===== GIVEN DATA

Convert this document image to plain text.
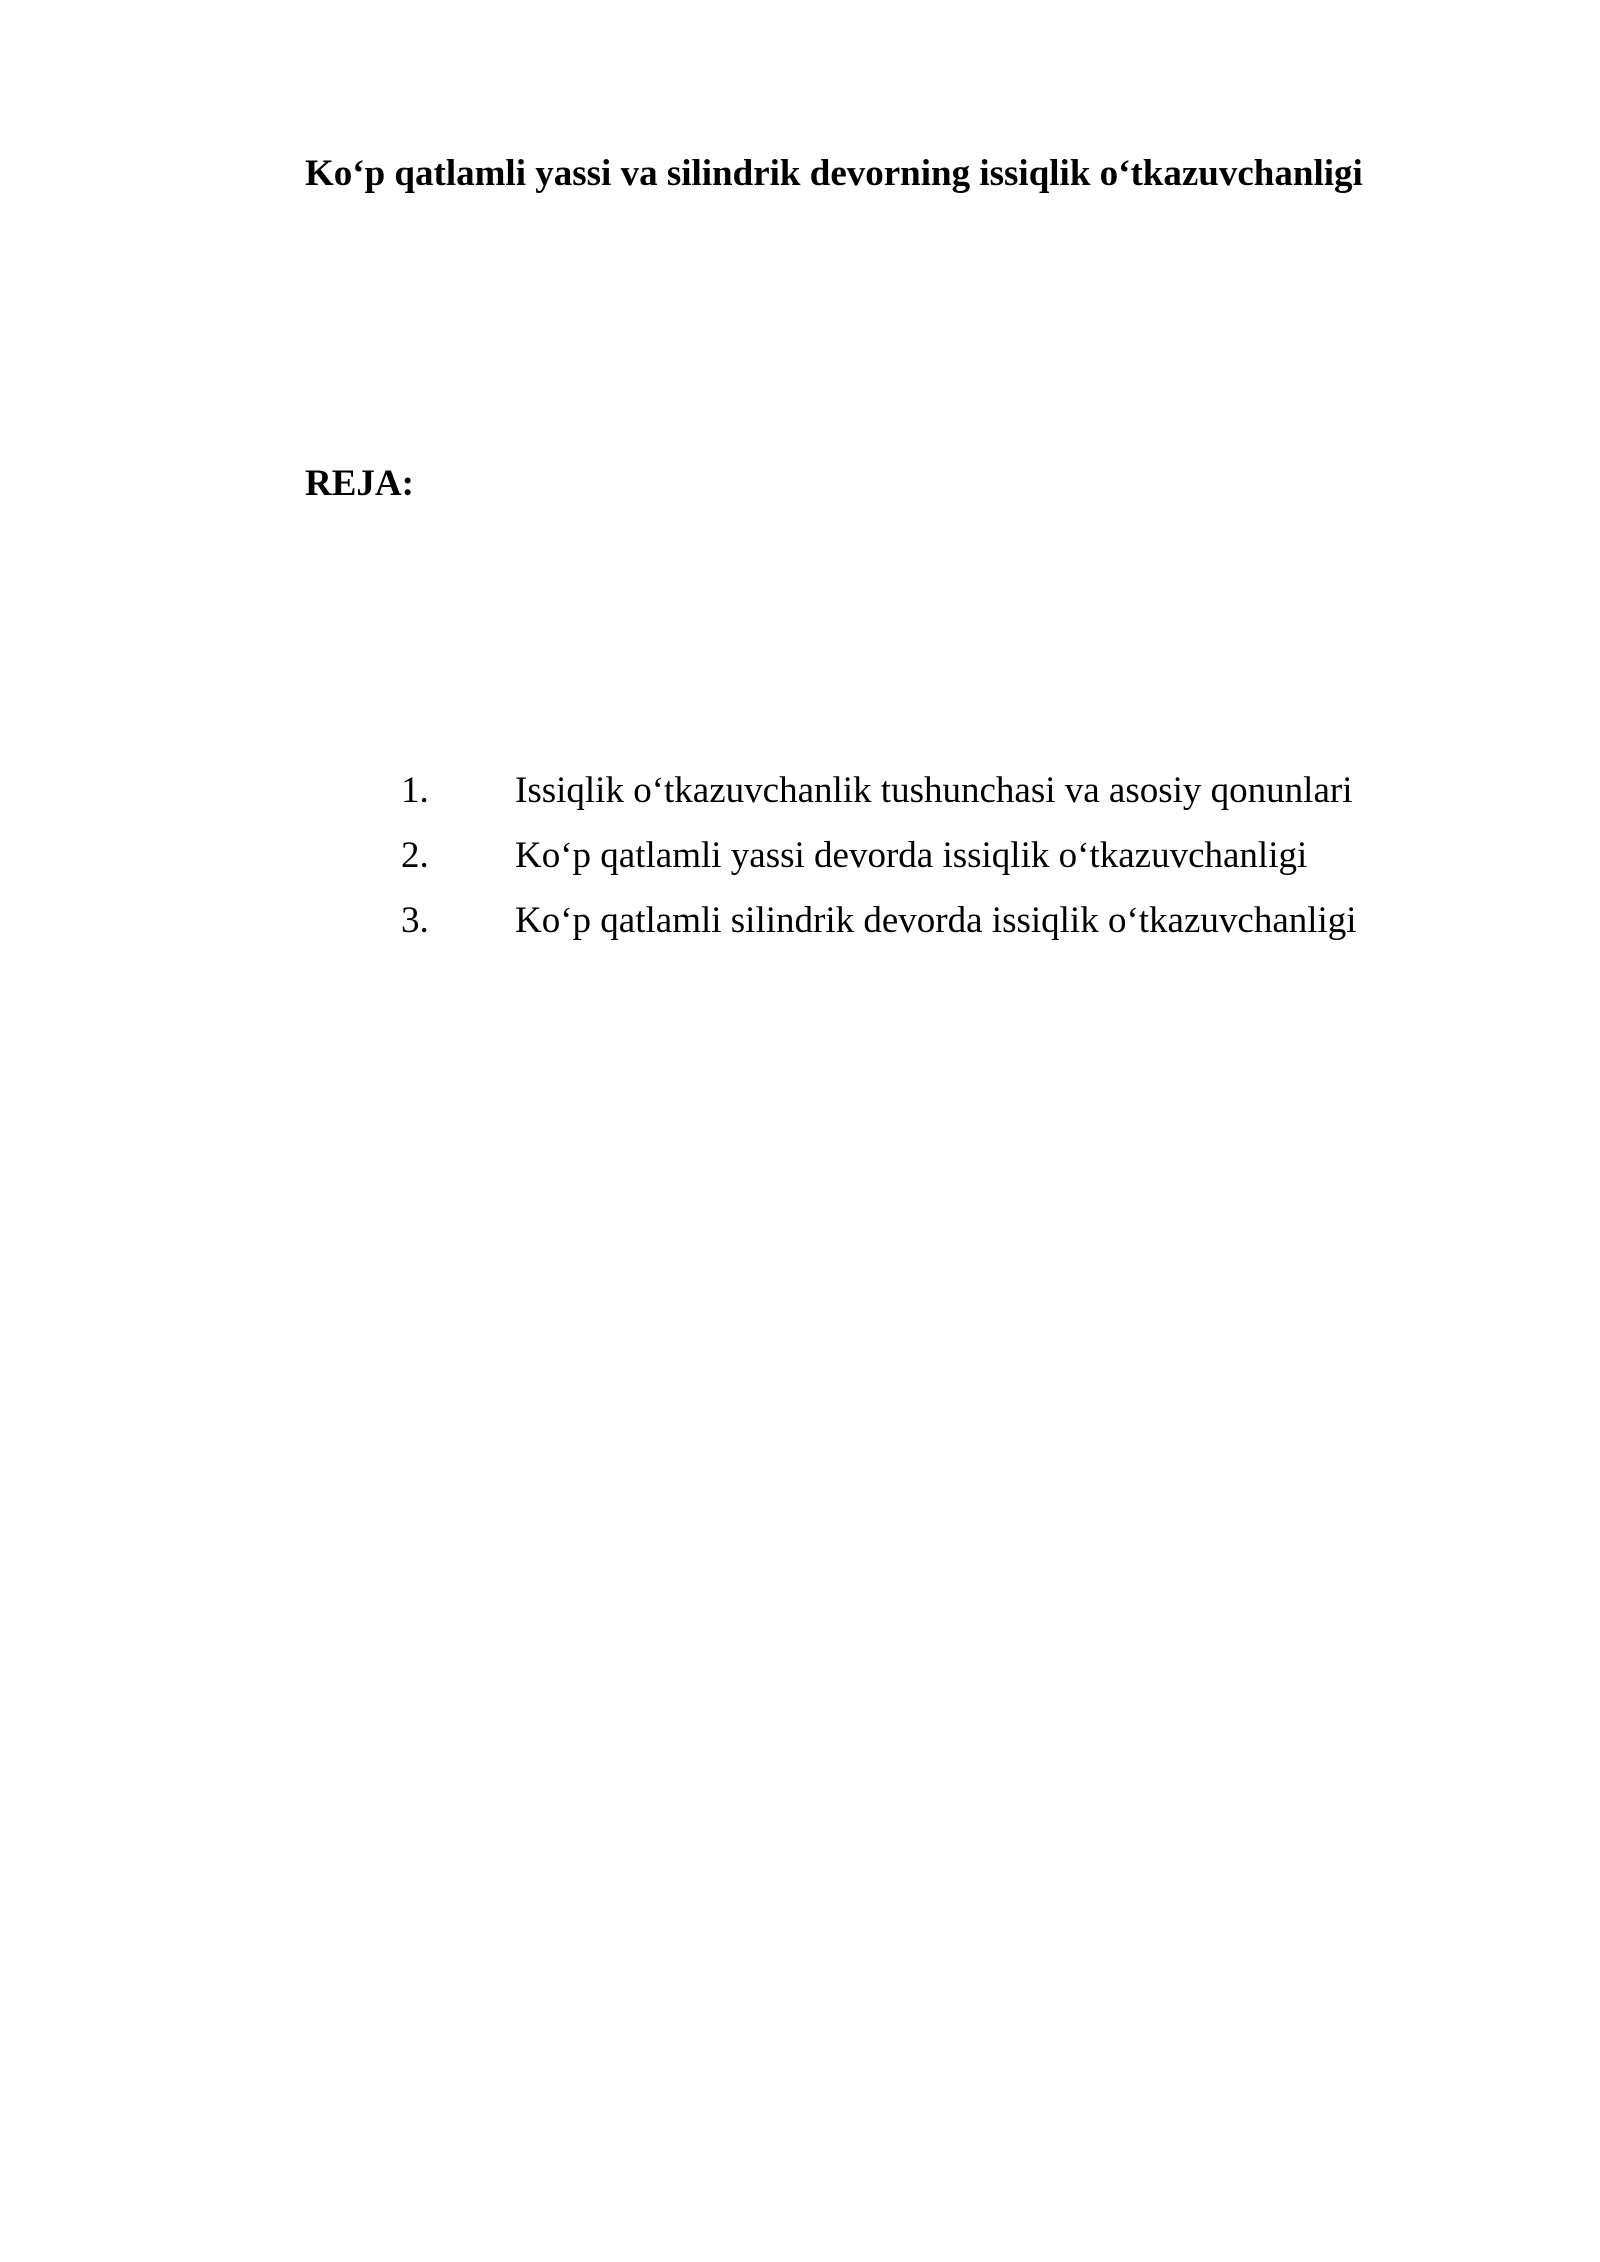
Ko‘p qatlamli yassi va silindrik devorning issiqlik o‘tkazuvchanligi
REJA:
1.	Issiqlik o‘tkazuvchanlik tushunchasi va asosiy qonunlari
2.	Ko‘p qatlamli yassi devorda issiqlik o‘tkazuvchanligi
3.	Ko‘p qatlamli silindrik devorda issiqlik o‘tkazuvchanligi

==========

#### WORK TO BE COMPLETED:
Reproduce the entries above word for word. Pictures stay out.

#### SOLUTION BELOW:
Convert this document image to plain text.
Ko‘p qatlamli yassi va silindrik devorning issiqlik o‘tkazuvchanligi
REJA:
1.	Issiqlik o‘tkazuvchanlik tushunchasi va asosiy qonunlari
2.	Ko‘p qatlamli yassi devorda issiqlik o‘tkazuvchanligi
3.	Ko‘p qatlamli silindrik devorda issiqlik o‘tkazuvchanligi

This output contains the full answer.